STORED ROWS:
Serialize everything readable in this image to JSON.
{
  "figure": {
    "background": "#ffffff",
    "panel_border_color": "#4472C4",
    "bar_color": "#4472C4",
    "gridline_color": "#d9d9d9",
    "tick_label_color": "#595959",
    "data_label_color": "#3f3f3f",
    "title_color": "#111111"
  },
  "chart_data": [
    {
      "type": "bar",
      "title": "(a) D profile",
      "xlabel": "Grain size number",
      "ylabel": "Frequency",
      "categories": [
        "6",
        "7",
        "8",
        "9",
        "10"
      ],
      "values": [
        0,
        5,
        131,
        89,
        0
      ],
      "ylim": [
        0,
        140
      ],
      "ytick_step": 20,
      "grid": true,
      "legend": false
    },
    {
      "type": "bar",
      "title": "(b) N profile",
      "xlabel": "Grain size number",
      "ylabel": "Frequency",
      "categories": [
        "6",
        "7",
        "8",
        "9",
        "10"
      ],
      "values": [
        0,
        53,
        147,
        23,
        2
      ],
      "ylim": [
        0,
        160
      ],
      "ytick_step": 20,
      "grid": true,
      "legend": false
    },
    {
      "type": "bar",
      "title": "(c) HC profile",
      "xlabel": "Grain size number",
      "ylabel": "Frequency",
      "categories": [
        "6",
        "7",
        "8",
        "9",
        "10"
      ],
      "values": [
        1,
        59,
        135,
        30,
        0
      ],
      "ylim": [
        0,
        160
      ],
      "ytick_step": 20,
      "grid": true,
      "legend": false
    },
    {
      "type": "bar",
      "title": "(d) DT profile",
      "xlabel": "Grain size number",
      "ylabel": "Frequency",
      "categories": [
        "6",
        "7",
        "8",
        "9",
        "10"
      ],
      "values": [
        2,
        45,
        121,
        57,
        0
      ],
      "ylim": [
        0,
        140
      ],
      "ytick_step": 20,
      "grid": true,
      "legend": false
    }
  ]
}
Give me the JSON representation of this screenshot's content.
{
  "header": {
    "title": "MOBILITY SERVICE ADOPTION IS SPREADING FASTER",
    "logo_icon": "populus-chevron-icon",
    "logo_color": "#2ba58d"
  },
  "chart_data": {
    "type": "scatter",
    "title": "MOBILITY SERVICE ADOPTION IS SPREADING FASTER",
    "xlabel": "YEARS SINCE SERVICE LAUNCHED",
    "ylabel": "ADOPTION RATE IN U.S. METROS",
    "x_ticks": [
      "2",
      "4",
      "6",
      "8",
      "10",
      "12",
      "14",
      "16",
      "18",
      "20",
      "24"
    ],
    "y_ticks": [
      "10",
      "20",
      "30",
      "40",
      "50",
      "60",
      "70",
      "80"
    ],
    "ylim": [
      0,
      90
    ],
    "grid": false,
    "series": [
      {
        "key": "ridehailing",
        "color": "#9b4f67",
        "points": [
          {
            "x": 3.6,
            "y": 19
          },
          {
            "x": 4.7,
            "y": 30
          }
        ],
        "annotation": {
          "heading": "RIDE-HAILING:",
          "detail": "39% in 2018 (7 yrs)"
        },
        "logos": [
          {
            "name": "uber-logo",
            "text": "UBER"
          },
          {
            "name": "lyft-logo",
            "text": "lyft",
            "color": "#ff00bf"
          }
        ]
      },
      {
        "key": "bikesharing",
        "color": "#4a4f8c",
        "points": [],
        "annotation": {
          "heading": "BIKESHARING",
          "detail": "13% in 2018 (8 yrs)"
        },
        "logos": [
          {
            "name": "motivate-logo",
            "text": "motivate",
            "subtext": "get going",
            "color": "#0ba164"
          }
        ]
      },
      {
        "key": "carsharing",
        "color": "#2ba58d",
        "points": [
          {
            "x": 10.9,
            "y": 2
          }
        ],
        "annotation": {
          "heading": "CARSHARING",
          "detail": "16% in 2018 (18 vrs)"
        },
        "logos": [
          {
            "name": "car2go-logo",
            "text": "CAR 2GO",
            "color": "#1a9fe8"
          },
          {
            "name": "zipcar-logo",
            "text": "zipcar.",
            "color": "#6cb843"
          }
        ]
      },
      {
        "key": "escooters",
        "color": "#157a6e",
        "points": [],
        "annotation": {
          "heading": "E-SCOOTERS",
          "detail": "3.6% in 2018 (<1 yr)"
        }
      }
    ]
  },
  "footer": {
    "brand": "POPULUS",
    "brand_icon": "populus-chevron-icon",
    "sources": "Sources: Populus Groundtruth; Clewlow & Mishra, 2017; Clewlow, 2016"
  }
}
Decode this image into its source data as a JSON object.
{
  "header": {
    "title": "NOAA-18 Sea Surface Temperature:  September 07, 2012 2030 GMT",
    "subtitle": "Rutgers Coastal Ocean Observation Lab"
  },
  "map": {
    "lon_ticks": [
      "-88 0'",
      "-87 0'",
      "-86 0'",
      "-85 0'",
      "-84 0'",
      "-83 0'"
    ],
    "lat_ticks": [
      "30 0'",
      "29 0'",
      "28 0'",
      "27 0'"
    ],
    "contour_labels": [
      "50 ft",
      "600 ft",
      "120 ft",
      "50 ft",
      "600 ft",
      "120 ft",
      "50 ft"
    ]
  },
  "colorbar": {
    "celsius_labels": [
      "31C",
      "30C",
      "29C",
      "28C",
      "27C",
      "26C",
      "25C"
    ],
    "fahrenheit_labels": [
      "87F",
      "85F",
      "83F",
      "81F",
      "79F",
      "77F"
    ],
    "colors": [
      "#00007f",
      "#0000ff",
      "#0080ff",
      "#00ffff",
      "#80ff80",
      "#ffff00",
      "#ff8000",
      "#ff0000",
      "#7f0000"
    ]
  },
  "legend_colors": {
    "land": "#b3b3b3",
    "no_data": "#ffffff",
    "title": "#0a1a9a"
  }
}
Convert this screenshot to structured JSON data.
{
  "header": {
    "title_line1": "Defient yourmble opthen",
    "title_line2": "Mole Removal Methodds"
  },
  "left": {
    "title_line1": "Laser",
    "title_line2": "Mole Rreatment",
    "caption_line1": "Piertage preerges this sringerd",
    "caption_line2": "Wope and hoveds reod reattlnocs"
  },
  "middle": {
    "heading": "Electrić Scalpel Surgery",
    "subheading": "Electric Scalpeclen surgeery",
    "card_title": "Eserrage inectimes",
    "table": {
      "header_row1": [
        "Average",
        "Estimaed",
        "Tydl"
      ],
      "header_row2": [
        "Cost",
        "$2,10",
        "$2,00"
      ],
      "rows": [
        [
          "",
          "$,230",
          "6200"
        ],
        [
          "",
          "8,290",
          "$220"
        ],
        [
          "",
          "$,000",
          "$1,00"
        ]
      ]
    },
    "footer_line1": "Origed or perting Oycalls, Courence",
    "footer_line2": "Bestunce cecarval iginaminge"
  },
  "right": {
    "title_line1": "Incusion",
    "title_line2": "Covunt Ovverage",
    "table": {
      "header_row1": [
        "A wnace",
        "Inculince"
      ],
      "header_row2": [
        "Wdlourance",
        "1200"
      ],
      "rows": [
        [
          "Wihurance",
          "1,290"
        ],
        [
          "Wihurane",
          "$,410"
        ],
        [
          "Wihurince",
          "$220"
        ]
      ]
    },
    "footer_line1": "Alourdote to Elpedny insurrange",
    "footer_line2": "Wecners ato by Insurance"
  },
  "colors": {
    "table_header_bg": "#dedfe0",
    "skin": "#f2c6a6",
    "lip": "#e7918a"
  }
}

SET PROBLEM: Every record above needs to be repeated word for word.

WRITTEN ANSWER:
Serialize everything readable in this image to JSON.
{
  "figure": {
    "background": "#ffffff",
    "panel_border_color": "#4472C4",
    "bar_color": "#4472C4",
    "gridline_color": "#d9d9d9",
    "tick_label_color": "#595959",
    "data_label_color": "#3f3f3f",
    "title_color": "#111111"
  },
  "chart_data": [
    {
      "type": "bar",
      "title": "(a) D profile",
      "xlabel": "Grain size number",
      "ylabel": "Frequency",
      "categories": [
        "6",
        "7",
        "8",
        "9",
        "10"
      ],
      "values": [
        0,
        5,
        131,
        89,
        0
      ],
      "ylim": [
        0,
        140
      ],
      "ytick_step": 20,
      "grid": true,
      "legend": false
    },
    {
      "type": "bar",
      "title": "(b) N profile",
      "xlabel": "Grain size number",
      "ylabel": "Frequency",
      "categories": [
        "6",
        "7",
        "8",
        "9",
        "10"
      ],
      "values": [
        0,
        53,
        147,
        23,
        2
      ],
      "ylim": [
        0,
        160
      ],
      "ytick_step": 20,
      "grid": true,
      "legend": false
    },
    {
      "type": "bar",
      "title": "(c) HC profile",
      "xlabel": "Grain size number",
      "ylabel": "Frequency",
      "categories": [
        "6",
        "7",
        "8",
        "9",
        "10"
      ],
      "values": [
        1,
        59,
        135,
        30,
        0
      ],
      "ylim": [
        0,
        160
      ],
      "ytick_step": 20,
      "grid": true,
      "legend": false
    },
    {
      "type": "bar",
      "title": "(d) DT profile",
      "xlabel": "Grain size number",
      "ylabel": "Frequency",
      "categories": [
        "6",
        "7",
        "8",
        "9",
        "10"
      ],
      "values": [
        2,
        45,
        121,
        57,
        0
      ],
      "ylim": [
        0,
        140
      ],
      "ytick_step": 20,
      "grid": true,
      "legend": false
    }
  ]
}
Give me the JSON representation of this screenshot's content.
{
  "header": {
    "title": "MOBILITY SERVICE ADOPTION IS SPREADING FASTER",
    "logo_icon": "populus-chevron-icon",
    "logo_color": "#2ba58d"
  },
  "chart_data": {
    "type": "scatter",
    "title": "MOBILITY SERVICE ADOPTION IS SPREADING FASTER",
    "xlabel": "YEARS SINCE SERVICE LAUNCHED",
    "ylabel": "ADOPTION RATE IN U.S. METROS",
    "x_ticks": [
      "2",
      "4",
      "6",
      "8",
      "10",
      "12",
      "14",
      "16",
      "18",
      "20",
      "24"
    ],
    "y_ticks": [
      "10",
      "20",
      "30",
      "40",
      "50",
      "60",
      "70",
      "80"
    ],
    "ylim": [
      0,
      90
    ],
    "grid": false,
    "series": [
      {
        "key": "ridehailing",
        "color": "#9b4f67",
        "points": [
          {
            "x": 3.6,
            "y": 19
          },
          {
            "x": 4.7,
            "y": 30
          }
        ],
        "annotation": {
          "heading": "RIDE-HAILING:",
          "detail": "39% in 2018 (7 yrs)"
        },
        "logos": [
          {
            "name": "uber-logo",
            "text": "UBER"
          },
          {
            "name": "lyft-logo",
            "text": "lyft",
            "color": "#ff00bf"
          }
        ]
      },
      {
        "key": "bikesharing",
        "color": "#4a4f8c",
        "points": [],
        "annotation": {
          "heading": "BIKESHARING",
          "detail": "13% in 2018 (8 yrs)"
        },
        "logos": [
          {
            "name": "motivate-logo",
            "text": "motivate",
            "subtext": "get going",
            "color": "#0ba164"
          }
        ]
      },
      {
        "key": "carsharing",
        "color": "#2ba58d",
        "points": [
          {
            "x": 10.9,
            "y": 2
          }
        ],
        "annotation": {
          "heading": "CARSHARING",
          "detail": "16% in 2018 (18 vrs)"
        },
        "logos": [
          {
            "name": "car2go-logo",
            "text": "CAR 2GO",
            "color": "#1a9fe8"
          },
          {
            "name": "zipcar-logo",
            "text": "zipcar.",
            "color": "#6cb843"
          }
        ]
      },
      {
        "key": "escooters",
        "color": "#157a6e",
        "points": [],
        "annotation": {
          "heading": "E-SCOOTERS",
          "detail": "3.6% in 2018 (<1 yr)"
        }
      }
    ]
  },
  "footer": {
    "brand": "POPULUS",
    "brand_icon": "populus-chevron-icon",
    "sources": "Sources: Populus Groundtruth; Clewlow & Mishra, 2017; Clewlow, 2016"
  }
}
Decode this image into its source data as a JSON object.
{
  "header": {
    "title": "NOAA-18 Sea Surface Temperature:  September 07, 2012 2030 GMT",
    "subtitle": "Rutgers Coastal Ocean Observation Lab"
  },
  "map": {
    "lon_ticks": [
      "-88 0'",
      "-87 0'",
      "-86 0'",
      "-85 0'",
      "-84 0'",
      "-83 0'"
    ],
    "lat_ticks": [
      "30 0'",
      "29 0'",
      "28 0'",
      "27 0'"
    ],
    "contour_labels": [
      "50 ft",
      "600 ft",
      "120 ft",
      "50 ft",
      "600 ft",
      "120 ft",
      "50 ft"
    ]
  },
  "colorbar": {
    "celsius_labels": [
      "31C",
      "30C",
      "29C",
      "28C",
      "27C",
      "26C",
      "25C"
    ],
    "fahrenheit_labels": [
      "87F",
      "85F",
      "83F",
      "81F",
      "79F",
      "77F"
    ],
    "colors": [
      "#00007f",
      "#0000ff",
      "#0080ff",
      "#00ffff",
      "#80ff80",
      "#ffff00",
      "#ff8000",
      "#ff0000",
      "#7f0000"
    ]
  },
  "legend_colors": {
    "land": "#b3b3b3",
    "no_data": "#ffffff",
    "title": "#0a1a9a"
  }
}
Convert this screenshot to structured JSON data.
{
  "header": {
    "title_line1": "Defient yourmble opthen",
    "title_line2": "Mole Removal Methodds"
  },
  "left": {
    "title_line1": "Laser",
    "title_line2": "Mole Rreatment",
    "caption_line1": "Piertage preerges this sringerd",
    "caption_line2": "Wope and hoveds reod reattlnocs"
  },
  "middle": {
    "heading": "Electrić Scalpel Surgery",
    "subheading": "Electric Scalpeclen surgeery",
    "card_title": "Eserrage inectimes",
    "table": {
      "header_row1": [
        "Average",
        "Estimaed",
        "Tydl"
      ],
      "header_row2": [
        "Cost",
        "$2,10",
        "$2,00"
      ],
      "rows": [
        [
          "",
          "$,230",
          "6200"
        ],
        [
          "",
          "8,290",
          "$220"
        ],
        [
          "",
          "$,000",
          "$1,00"
        ]
      ]
    },
    "footer_line1": "Origed or perting Oycalls, Courence",
    "footer_line2": "Bestunce cecarval iginaminge"
  },
  "right": {
    "title_line1": "Incusion",
    "title_line2": "Covunt Ovverage",
    "table": {
      "header_row1": [
        "A wnace",
        "Inculince"
      ],
      "header_row2": [
        "Wdlourance",
        "1200"
      ],
      "rows": [
        [
          "Wihurance",
          "1,290"
        ],
        [
          "Wihurane",
          "$,410"
        ],
        [
          "Wihurince",
          "$220"
        ]
      ]
    },
    "footer_line1": "Alourdote to Elpedny insurrange",
    "footer_line2": "Wecners ato by Insurance"
  },
  "colors": {
    "table_header_bg": "#dedfe0",
    "skin": "#f2c6a6",
    "lip": "#e7918a"
  }
}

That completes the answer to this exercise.